* Begin Extracted records *
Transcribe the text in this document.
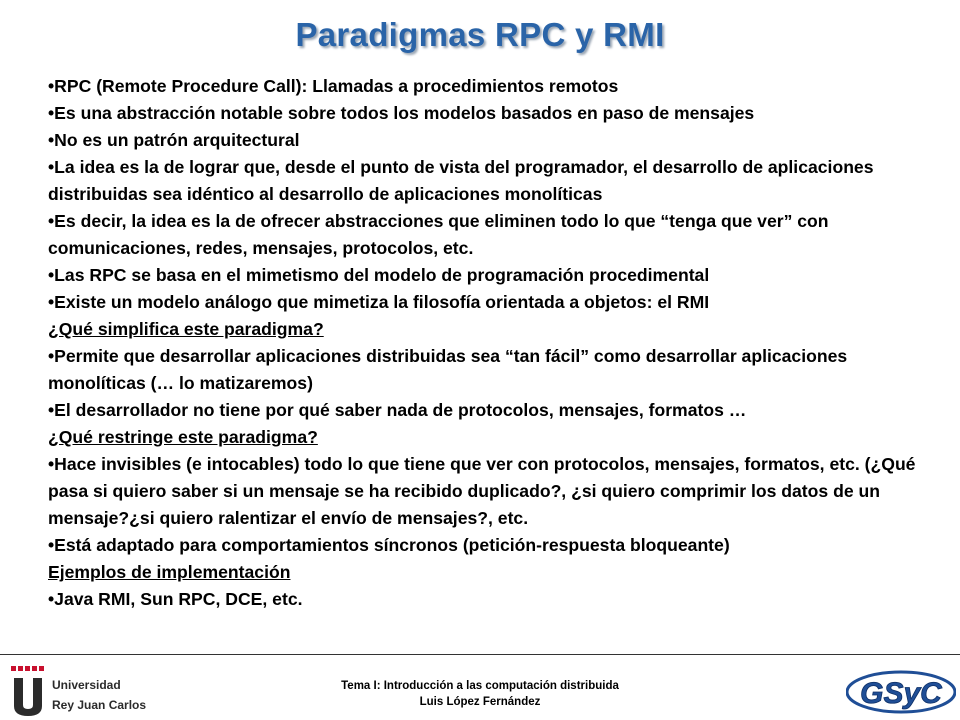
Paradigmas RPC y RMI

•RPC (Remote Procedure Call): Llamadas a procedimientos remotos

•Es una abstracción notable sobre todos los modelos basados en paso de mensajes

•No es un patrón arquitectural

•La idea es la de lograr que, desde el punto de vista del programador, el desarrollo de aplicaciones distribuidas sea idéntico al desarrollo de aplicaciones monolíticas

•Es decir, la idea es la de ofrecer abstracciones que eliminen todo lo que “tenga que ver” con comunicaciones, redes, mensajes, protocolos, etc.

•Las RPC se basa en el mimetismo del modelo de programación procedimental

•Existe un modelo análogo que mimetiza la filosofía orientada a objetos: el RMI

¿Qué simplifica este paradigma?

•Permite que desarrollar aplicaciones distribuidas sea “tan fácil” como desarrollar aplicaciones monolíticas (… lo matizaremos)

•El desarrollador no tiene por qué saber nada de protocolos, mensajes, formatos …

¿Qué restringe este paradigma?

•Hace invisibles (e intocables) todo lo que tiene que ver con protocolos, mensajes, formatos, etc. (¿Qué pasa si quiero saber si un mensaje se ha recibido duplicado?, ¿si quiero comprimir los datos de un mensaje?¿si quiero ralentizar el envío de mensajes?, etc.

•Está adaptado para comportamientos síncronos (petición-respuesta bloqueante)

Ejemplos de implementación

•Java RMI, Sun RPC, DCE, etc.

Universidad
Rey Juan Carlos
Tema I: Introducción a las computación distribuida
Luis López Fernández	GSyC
* End Extracted records *
* Begin Extracted records *
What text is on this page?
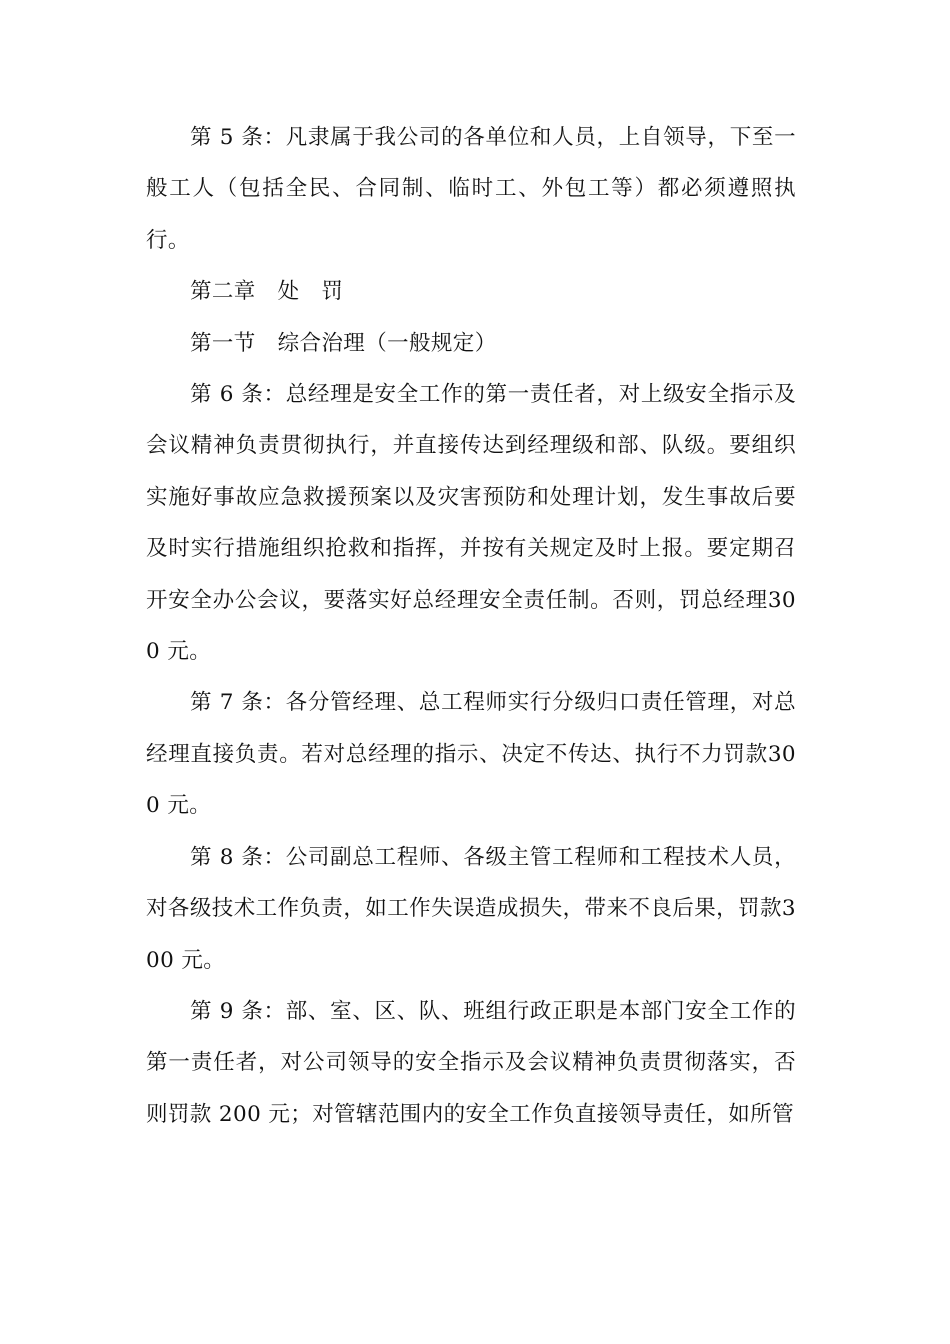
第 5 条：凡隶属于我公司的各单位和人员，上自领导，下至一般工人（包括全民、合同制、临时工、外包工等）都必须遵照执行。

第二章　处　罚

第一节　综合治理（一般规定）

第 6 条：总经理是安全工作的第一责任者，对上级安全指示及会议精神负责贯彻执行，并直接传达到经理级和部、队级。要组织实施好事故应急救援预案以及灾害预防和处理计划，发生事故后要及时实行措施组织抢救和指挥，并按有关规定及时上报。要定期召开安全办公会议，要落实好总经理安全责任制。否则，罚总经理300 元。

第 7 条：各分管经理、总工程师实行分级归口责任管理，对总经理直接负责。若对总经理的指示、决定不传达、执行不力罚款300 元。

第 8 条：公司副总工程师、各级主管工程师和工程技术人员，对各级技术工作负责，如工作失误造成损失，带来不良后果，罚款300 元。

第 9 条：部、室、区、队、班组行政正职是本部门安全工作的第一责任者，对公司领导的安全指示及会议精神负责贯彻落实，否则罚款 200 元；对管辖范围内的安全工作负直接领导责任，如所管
* End Extracted records *
### What you should do:
For the listing above, identify each line bearing "text".

### Output of the exercise:
Transcribe the text in this document.
What text is on this page?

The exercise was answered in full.